▶ **The request**
Leave out the pictures and transcribe everything else exactly.

Figure data in JSON

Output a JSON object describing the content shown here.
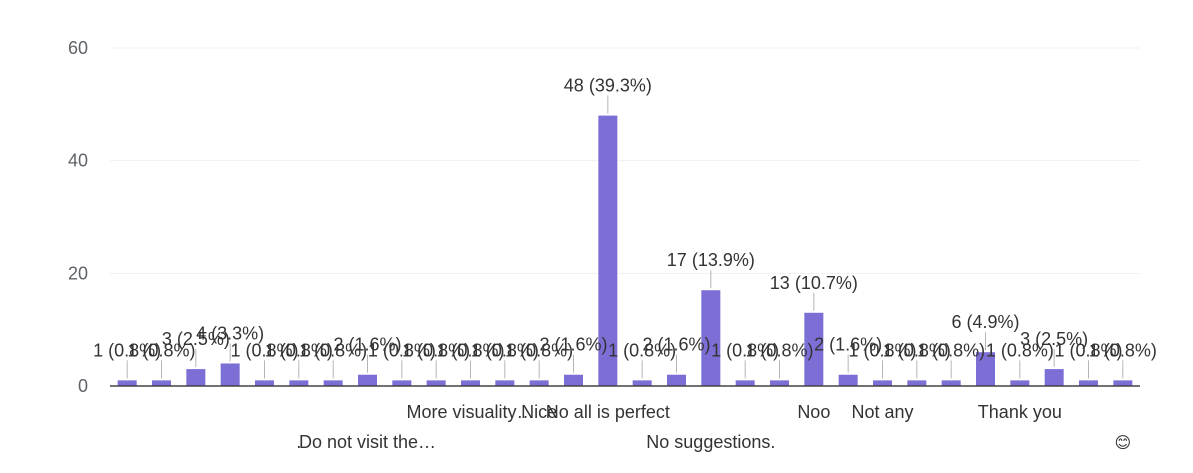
{
  "chart_data": {
    "type": "bar",
    "ylim": [
      0,
      60
    ],
    "yticks": [
      0,
      20,
      40,
      60
    ],
    "grid": true,
    "bar_color": "#7b6fd6",
    "categories": [
      "",
      "",
      "",
      "",
      "",
      ".",
      "",
      "Do not visit the…",
      "",
      "",
      "More visuality…",
      "",
      "Nice",
      "",
      "No all is perfect",
      "",
      "",
      "No suggestions.",
      "",
      "",
      "Noo",
      "",
      "Not any",
      "",
      "",
      "",
      "Thank you",
      "",
      "",
      "😊"
    ],
    "values": [
      1,
      1,
      3,
      4,
      1,
      1,
      1,
      2,
      1,
      1,
      1,
      1,
      1,
      2,
      48,
      1,
      2,
      17,
      1,
      1,
      13,
      2,
      1,
      1,
      1,
      6,
      1,
      3,
      1,
      1
    ],
    "labels": [
      "1 (0.8%)",
      "1 (0.8%)",
      "3 (2.5%)",
      "4 (3.3%)",
      "1 (0.8%)",
      "1 (0.8%)",
      "1 (0.8%)",
      "2 (1.6%)",
      "1 (0.8%)",
      "1 (0.8%)",
      "1 (0.8%)",
      "1 (0.8%)",
      "1 (0.8%)",
      "2 (1.6%)",
      "48 (39.3%)",
      "1 (0.8%)",
      "2 (1.6%)",
      "17 (13.9%)",
      "1 (0.8%)",
      "1 (0.8%)",
      "13 (10.7%)",
      "2 (1.6%)",
      "1 (0.8%)",
      "1 (0.8%)",
      "1 (0.8%)",
      "6 (4.9%)",
      "1 (0.8%)",
      "3 (2.5%)",
      "1 (0.8%)",
      "1 (0.8%)"
    ]
  }
}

▶ **The solution**
Output a JSON object describing the content shown here.
{
  "chart_data": {
    "type": "bar",
    "ylim": [
      0,
      60
    ],
    "yticks": [
      0,
      20,
      40,
      60
    ],
    "grid": true,
    "bar_color": "#7b6fd6",
    "categories": [
      "",
      "",
      "",
      "",
      "",
      ".",
      "",
      "Do not visit the…",
      "",
      "",
      "More visuality…",
      "",
      "Nice",
      "",
      "No all is perfect",
      "",
      "",
      "No suggestions.",
      "",
      "",
      "Noo",
      "",
      "Not any",
      "",
      "",
      "",
      "Thank you",
      "",
      "",
      "😊"
    ],
    "values": [
      1,
      1,
      3,
      4,
      1,
      1,
      1,
      2,
      1,
      1,
      1,
      1,
      1,
      2,
      48,
      1,
      2,
      17,
      1,
      1,
      13,
      2,
      1,
      1,
      1,
      6,
      1,
      3,
      1,
      1
    ],
    "labels": [
      "1 (0.8%)",
      "1 (0.8%)",
      "3 (2.5%)",
      "4 (3.3%)",
      "1 (0.8%)",
      "1 (0.8%)",
      "1 (0.8%)",
      "2 (1.6%)",
      "1 (0.8%)",
      "1 (0.8%)",
      "1 (0.8%)",
      "1 (0.8%)",
      "1 (0.8%)",
      "2 (1.6%)",
      "48 (39.3%)",
      "1 (0.8%)",
      "2 (1.6%)",
      "17 (13.9%)",
      "1 (0.8%)",
      "1 (0.8%)",
      "13 (10.7%)",
      "2 (1.6%)",
      "1 (0.8%)",
      "1 (0.8%)",
      "1 (0.8%)",
      "6 (4.9%)",
      "1 (0.8%)",
      "3 (2.5%)",
      "1 (0.8%)",
      "1 (0.8%)"
    ]
  }
}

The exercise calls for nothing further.